- _Short task_
Keep only the lines that hold the string "name", filtering out the rest of the entries below.

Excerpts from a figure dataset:
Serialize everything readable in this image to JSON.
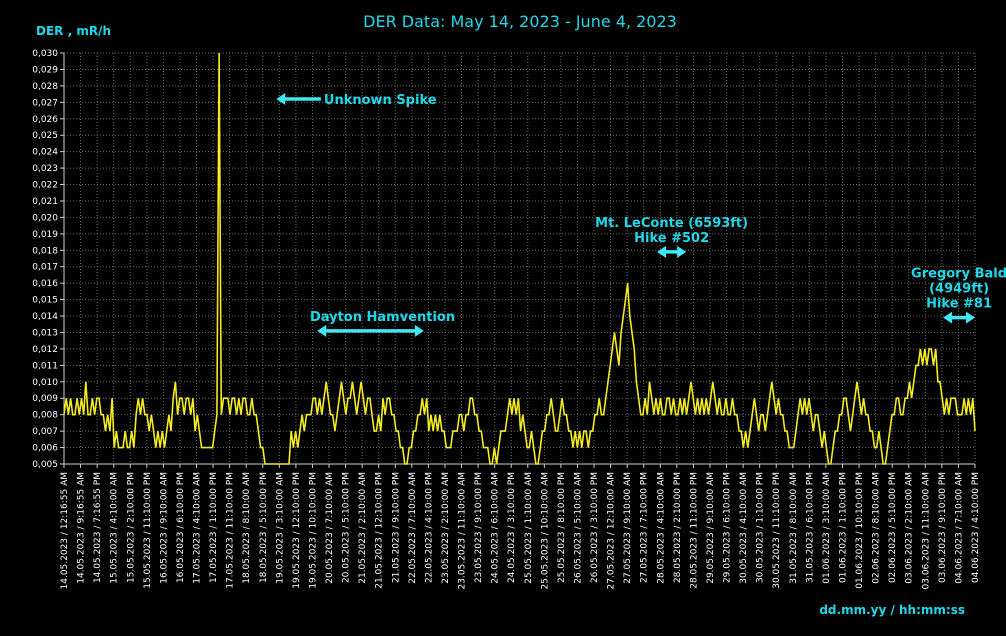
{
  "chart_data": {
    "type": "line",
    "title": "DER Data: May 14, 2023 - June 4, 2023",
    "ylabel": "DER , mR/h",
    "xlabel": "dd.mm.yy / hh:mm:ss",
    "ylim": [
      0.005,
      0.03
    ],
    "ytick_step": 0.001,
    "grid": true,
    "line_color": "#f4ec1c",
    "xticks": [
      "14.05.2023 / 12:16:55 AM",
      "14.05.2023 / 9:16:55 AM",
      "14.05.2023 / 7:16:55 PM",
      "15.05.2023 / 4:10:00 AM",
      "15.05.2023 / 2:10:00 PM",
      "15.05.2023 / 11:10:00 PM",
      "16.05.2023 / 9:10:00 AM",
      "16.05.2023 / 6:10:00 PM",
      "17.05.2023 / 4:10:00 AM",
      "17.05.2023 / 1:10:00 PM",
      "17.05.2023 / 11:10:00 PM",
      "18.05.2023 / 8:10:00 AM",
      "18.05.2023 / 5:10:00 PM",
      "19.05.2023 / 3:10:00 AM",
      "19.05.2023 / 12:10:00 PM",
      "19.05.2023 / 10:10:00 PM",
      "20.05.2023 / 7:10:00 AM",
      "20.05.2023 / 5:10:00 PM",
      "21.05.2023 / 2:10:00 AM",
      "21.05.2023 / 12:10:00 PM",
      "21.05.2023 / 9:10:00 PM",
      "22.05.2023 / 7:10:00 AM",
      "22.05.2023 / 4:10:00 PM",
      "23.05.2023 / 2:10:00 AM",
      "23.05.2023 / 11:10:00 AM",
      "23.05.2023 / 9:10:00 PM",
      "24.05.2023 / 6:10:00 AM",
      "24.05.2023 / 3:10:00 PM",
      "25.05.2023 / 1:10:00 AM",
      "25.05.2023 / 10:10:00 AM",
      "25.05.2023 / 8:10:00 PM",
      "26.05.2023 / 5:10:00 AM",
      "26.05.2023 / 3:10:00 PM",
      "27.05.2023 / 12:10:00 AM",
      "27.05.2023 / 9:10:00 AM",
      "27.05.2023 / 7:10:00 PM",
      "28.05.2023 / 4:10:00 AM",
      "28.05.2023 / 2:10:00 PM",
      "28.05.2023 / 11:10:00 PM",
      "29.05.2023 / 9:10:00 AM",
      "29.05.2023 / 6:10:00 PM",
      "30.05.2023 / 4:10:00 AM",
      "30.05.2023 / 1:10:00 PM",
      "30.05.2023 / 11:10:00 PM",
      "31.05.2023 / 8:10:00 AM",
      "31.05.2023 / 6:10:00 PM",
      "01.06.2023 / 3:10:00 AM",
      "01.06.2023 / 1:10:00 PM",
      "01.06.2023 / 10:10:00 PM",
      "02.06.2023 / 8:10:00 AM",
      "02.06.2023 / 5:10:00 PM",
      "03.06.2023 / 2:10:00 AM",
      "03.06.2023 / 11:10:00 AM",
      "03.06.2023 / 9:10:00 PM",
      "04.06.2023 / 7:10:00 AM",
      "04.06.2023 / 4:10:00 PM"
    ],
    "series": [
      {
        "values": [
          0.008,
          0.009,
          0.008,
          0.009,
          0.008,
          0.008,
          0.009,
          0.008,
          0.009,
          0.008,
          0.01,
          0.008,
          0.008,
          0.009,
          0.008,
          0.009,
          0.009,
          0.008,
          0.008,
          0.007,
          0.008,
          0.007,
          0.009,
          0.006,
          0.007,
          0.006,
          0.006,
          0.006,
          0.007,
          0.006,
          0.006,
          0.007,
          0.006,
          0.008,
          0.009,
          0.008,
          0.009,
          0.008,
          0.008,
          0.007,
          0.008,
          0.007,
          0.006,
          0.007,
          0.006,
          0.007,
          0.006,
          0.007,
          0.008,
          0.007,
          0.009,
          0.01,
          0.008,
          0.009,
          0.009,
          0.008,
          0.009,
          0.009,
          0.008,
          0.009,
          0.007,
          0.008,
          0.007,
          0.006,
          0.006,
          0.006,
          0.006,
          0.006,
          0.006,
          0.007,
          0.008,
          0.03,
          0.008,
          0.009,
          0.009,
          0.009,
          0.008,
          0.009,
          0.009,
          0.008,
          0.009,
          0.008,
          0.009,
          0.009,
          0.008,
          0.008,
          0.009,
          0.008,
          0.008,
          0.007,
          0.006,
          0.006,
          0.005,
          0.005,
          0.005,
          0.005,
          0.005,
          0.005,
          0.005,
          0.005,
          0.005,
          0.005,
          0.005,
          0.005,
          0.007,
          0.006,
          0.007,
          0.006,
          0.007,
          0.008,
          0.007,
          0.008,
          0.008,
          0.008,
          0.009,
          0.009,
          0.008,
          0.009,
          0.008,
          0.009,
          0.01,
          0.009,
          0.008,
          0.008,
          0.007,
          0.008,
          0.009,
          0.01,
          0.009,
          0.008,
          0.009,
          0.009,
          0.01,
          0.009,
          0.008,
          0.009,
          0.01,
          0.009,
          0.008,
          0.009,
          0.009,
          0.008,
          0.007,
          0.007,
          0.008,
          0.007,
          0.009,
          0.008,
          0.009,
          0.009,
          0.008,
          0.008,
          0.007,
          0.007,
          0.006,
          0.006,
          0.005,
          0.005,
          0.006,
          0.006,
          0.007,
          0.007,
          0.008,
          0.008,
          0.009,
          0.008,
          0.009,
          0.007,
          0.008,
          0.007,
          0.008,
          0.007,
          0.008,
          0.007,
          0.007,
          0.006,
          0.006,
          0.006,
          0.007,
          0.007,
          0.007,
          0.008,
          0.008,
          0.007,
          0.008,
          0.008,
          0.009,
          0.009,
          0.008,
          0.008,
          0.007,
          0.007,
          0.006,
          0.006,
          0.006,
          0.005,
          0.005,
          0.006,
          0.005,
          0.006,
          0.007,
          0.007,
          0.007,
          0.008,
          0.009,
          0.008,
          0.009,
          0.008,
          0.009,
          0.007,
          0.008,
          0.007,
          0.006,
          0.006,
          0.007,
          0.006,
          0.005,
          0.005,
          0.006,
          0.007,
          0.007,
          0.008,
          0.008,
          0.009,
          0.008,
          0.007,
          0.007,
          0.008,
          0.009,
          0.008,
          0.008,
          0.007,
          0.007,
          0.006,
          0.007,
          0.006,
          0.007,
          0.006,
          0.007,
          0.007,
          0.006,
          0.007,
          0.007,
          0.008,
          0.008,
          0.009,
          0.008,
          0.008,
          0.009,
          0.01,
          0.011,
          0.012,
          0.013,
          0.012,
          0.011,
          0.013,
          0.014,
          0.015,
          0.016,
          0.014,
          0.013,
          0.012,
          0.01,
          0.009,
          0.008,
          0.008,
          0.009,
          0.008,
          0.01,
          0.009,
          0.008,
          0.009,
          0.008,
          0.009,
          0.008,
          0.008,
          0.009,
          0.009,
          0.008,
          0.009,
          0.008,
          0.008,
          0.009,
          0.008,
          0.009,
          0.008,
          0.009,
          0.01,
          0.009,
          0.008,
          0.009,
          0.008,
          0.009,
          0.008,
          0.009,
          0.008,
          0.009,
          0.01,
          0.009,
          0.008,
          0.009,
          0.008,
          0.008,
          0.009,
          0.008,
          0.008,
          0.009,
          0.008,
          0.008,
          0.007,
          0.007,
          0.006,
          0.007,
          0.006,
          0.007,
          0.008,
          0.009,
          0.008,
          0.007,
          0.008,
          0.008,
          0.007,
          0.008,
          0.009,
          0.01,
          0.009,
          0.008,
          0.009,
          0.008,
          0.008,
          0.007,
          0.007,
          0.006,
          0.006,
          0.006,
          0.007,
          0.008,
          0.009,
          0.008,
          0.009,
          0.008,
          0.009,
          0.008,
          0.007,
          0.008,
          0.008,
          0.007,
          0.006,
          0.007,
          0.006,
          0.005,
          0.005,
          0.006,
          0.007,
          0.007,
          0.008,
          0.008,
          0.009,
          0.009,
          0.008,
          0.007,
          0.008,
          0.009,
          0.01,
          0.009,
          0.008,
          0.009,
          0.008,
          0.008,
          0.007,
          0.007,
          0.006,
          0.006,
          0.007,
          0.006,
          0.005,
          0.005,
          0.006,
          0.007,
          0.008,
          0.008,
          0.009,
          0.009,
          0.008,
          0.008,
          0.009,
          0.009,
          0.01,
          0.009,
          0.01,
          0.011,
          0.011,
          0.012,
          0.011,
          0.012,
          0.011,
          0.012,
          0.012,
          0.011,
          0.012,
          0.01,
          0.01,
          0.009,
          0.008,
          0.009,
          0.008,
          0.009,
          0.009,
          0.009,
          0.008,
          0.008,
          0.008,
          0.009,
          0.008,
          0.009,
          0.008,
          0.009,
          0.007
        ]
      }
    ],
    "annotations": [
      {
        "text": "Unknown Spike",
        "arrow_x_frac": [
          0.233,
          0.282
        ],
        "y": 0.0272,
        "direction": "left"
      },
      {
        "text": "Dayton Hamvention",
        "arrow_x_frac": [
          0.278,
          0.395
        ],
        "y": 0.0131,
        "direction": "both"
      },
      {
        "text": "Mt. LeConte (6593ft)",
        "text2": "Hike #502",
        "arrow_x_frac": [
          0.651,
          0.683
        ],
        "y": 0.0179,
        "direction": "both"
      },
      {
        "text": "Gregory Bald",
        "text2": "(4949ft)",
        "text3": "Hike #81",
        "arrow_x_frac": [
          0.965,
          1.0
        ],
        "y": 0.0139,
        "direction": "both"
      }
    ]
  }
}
...
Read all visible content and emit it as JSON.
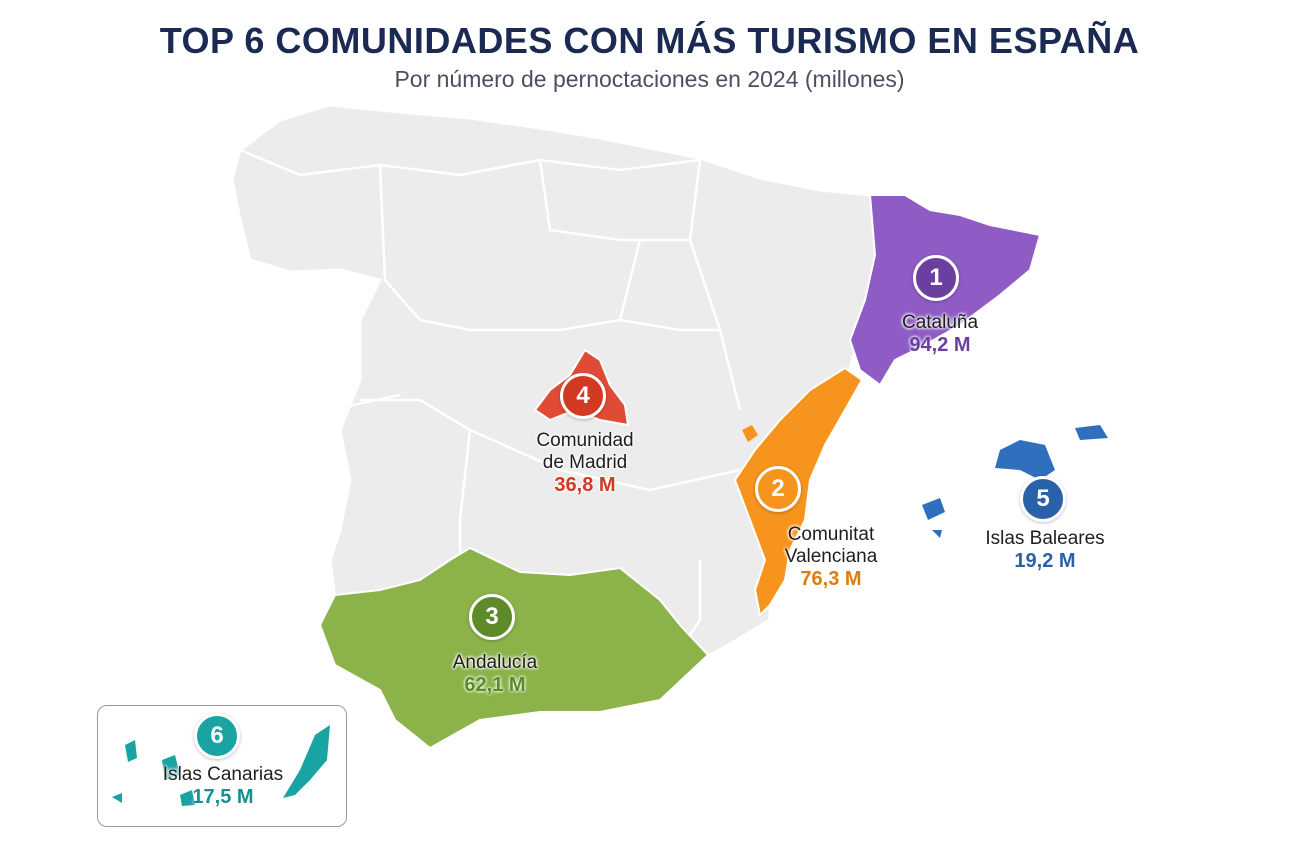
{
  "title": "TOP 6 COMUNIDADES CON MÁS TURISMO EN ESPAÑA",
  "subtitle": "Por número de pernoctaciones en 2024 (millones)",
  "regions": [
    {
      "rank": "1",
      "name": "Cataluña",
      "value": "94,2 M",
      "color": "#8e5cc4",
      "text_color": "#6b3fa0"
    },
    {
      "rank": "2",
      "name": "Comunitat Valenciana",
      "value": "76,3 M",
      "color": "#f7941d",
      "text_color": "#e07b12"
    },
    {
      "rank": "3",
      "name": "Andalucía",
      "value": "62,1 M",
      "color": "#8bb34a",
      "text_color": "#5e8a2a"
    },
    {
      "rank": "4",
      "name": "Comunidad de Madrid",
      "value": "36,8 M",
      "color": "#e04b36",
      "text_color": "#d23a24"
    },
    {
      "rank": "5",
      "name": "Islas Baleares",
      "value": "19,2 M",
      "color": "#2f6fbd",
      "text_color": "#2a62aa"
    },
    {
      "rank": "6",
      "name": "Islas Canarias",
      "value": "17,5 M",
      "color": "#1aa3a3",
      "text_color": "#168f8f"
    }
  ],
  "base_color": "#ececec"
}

- _Finished answer_
      "name": "Cataluña",
      "name": "Comunitat Valenciana",
      "name": "Andalucía",
      "name": "Comunidad de Madrid",
      "name": "Islas Baleares",
      "name": "Islas Canarias",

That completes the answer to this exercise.